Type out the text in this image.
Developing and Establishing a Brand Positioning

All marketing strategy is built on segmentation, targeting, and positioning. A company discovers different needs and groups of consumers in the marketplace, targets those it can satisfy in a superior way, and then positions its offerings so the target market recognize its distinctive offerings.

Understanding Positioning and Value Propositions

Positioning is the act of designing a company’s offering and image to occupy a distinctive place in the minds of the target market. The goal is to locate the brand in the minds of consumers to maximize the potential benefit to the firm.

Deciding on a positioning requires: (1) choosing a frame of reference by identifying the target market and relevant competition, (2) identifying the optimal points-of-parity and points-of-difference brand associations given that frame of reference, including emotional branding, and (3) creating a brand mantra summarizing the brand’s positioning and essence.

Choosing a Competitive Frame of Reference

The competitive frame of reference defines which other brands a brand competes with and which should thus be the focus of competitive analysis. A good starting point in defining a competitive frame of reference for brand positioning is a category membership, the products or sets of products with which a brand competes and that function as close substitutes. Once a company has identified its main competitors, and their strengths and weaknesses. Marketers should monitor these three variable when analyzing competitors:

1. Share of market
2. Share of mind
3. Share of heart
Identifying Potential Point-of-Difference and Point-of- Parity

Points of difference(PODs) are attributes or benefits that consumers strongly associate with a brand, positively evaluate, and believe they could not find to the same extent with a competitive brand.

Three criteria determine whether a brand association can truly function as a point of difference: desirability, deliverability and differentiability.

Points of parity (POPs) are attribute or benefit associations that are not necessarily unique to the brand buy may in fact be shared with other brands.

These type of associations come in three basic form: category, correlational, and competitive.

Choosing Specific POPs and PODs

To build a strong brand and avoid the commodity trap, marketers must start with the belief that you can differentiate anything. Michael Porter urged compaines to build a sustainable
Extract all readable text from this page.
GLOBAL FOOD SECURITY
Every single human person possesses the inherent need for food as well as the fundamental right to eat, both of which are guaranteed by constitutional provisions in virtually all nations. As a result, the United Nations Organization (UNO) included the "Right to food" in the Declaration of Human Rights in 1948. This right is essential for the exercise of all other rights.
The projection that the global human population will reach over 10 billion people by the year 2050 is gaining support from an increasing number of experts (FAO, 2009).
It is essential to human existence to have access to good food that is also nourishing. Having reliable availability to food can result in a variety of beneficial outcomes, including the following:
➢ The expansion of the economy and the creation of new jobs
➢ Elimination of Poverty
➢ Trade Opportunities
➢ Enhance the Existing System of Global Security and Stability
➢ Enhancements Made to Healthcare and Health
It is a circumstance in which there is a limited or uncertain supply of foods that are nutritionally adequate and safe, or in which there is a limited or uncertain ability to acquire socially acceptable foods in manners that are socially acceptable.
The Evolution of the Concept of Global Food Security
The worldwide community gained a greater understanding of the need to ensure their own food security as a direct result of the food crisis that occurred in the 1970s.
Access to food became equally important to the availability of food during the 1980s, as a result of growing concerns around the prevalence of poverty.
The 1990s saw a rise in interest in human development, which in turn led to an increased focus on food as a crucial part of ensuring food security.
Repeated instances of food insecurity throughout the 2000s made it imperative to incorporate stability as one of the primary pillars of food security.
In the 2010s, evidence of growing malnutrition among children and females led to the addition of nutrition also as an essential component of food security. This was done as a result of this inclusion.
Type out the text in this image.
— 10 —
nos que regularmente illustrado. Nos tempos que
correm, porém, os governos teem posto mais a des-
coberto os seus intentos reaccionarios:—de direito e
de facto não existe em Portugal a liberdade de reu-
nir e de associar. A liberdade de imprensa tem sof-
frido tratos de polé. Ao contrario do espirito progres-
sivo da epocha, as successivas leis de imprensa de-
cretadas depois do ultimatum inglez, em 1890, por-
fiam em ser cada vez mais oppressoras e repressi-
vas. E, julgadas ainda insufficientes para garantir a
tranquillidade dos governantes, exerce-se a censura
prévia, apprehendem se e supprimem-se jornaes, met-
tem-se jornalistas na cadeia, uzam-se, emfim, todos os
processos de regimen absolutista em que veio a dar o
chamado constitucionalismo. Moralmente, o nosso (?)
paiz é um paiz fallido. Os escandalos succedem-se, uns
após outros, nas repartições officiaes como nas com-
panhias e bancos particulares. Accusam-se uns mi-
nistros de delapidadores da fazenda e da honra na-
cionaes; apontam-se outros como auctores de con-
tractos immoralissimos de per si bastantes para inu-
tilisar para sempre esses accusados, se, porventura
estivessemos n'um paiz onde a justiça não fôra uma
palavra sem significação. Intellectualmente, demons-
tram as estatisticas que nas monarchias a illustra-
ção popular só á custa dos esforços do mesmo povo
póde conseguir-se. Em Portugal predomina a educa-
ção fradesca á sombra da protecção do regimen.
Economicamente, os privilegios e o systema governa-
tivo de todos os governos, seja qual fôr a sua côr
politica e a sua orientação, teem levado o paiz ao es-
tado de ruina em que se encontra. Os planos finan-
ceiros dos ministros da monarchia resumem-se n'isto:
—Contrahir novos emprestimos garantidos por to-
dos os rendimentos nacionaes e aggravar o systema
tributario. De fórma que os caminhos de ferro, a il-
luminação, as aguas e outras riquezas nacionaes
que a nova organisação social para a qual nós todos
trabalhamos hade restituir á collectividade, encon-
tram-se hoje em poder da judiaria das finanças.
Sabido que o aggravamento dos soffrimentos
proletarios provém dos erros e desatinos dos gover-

Aim of the task | Reproduce every record above exactly as it appears.

The completed task |
Type out the text in this image.
Developing and Establishing a Brand Positioning

All marketing strategy is built on segmentation, targeting, and positioning. A company discovers different needs and groups of consumers in the marketplace, targets those it can satisfy in a superior way, and then positions its offerings so the target market recognize its distinctive offerings.

Understanding Positioning and Value Propositions

Positioning is the act of designing a company’s offering and image to occupy a distinctive place in the minds of the target market. The goal is to locate the brand in the minds of consumers to maximize the potential benefit to the firm.

Deciding on a positioning requires: (1) choosing a frame of reference by identifying the target market and relevant competition, (2) identifying the optimal points-of-parity and points-of-difference brand associations given that frame of reference, including emotional branding, and (3) creating a brand mantra summarizing the brand’s positioning and essence.

Choosing a Competitive Frame of Reference

The competitive frame of reference defines which other brands a brand competes with and which should thus be the focus of competitive analysis. A good starting point in defining a competitive frame of reference for brand positioning is a category membership, the products or sets of products with which a brand competes and that function as close substitutes. Once a company has identified its main competitors, and their strengths and weaknesses. Marketers should monitor these three variable when analyzing competitors:

1. Share of market
2. Share of mind
3. Share of heart
Identifying Potential Point-of-Difference and Point-of- Parity

Points of difference(PODs) are attributes or benefits that consumers strongly associate with a brand, positively evaluate, and believe they could not find to the same extent with a competitive brand.

Three criteria determine whether a brand association can truly function as a point of difference: desirability, deliverability and differentiability.

Points of parity (POPs) are attribute or benefit associations that are not necessarily unique to the brand buy may in fact be shared with other brands.

These type of associations come in three basic form: category, correlational, and competitive.

Choosing Specific POPs and PODs

To build a strong brand and avoid the commodity trap, marketers must start with the belief that you can differentiate anything. Michael Porter urged compaines to build a sustainable
Extract all readable text from this page.
GLOBAL FOOD SECURITY
Every single human person possesses the inherent need for food as well as the fundamental right to eat, both of which are guaranteed by constitutional provisions in virtually all nations. As a result, the United Nations Organization (UNO) included the "Right to food" in the Declaration of Human Rights in 1948. This right is essential for the exercise of all other rights.
The projection that the global human population will reach over 10 billion people by the year 2050 is gaining support from an increasing number of experts (FAO, 2009).
It is essential to human existence to have access to good food that is also nourishing. Having reliable availability to food can result in a variety of beneficial outcomes, including the following:
➢ The expansion of the economy and the creation of new jobs
➢ Elimination of Poverty
➢ Trade Opportunities
➢ Enhance the Existing System of Global Security and Stability
➢ Enhancements Made to Healthcare and Health
It is a circumstance in which there is a limited or uncertain supply of foods that are nutritionally adequate and safe, or in which there is a limited or uncertain ability to acquire socially acceptable foods in manners that are socially acceptable.
The Evolution of the Concept of Global Food Security
The worldwide community gained a greater understanding of the need to ensure their own food security as a direct result of the food crisis that occurred in the 1970s.
Access to food became equally important to the availability of food during the 1980s, as a result of growing concerns around the prevalence of poverty.
The 1990s saw a rise in interest in human development, which in turn led to an increased focus on food as a crucial part of ensuring food security.
Repeated instances of food insecurity throughout the 2000s made it imperative to incorporate stability as one of the primary pillars of food security.
In the 2010s, evidence of growing malnutrition among children and females led to the addition of nutrition also as an essential component of food security. This was done as a result of this inclusion.
Type out the text in this image.
— 10 —
nos que regularmente illustrado. Nos tempos que
correm, porém, os governos teem posto mais a des-
coberto os seus intentos reaccionarios:—de direito e
de facto não existe em Portugal a liberdade de reu-
nir e de associar. A liberdade de imprensa tem sof-
frido tratos de polé. Ao contrario do espirito progres-
sivo da epocha, as successivas leis de imprensa de-
cretadas depois do ultimatum inglez, em 1890, por-
fiam em ser cada vez mais oppressoras e repressi-
vas. E, julgadas ainda insufficientes para garantir a
tranquillidade dos governantes, exerce-se a censura
prévia, apprehendem se e supprimem-se jornaes, met-
tem-se jornalistas na cadeia, uzam-se, emfim, todos os
processos de regimen absolutista em que veio a dar o
chamado constitucionalismo. Moralmente, o nosso (?)
paiz é um paiz fallido. Os escandalos succedem-se, uns
após outros, nas repartições officiaes como nas com-
panhias e bancos particulares. Accusam-se uns mi-
nistros de delapidadores da fazenda e da honra na-
cionaes; apontam-se outros como auctores de con-
tractos immoralissimos de per si bastantes para inu-
tilisar para sempre esses accusados, se, porventura
estivessemos n'um paiz onde a justiça não fôra uma
palavra sem significação. Intellectualmente, demons-
tram as estatisticas que nas monarchias a illustra-
ção popular só á custa dos esforços do mesmo povo
póde conseguir-se. Em Portugal predomina a educa-
ção fradesca á sombra da protecção do regimen.
Economicamente, os privilegios e o systema governa-
tivo de todos os governos, seja qual fôr a sua côr
politica e a sua orientação, teem levado o paiz ao es-
tado de ruina em que se encontra. Os planos finan-
ceiros dos ministros da monarchia resumem-se n'isto:
—Contrahir novos emprestimos garantidos por to-
dos os rendimentos nacionaes e aggravar o systema
tributario. De fórma que os caminhos de ferro, a il-
luminação, as aguas e outras riquezas nacionaes
que a nova organisação social para a qual nós todos
trabalhamos hade restituir á collectividade, encon-
tram-se hoje em poder da judiaria das finanças.
Sabido que o aggravamento dos soffrimentos
proletarios provém dos erros e desatinos dos gover-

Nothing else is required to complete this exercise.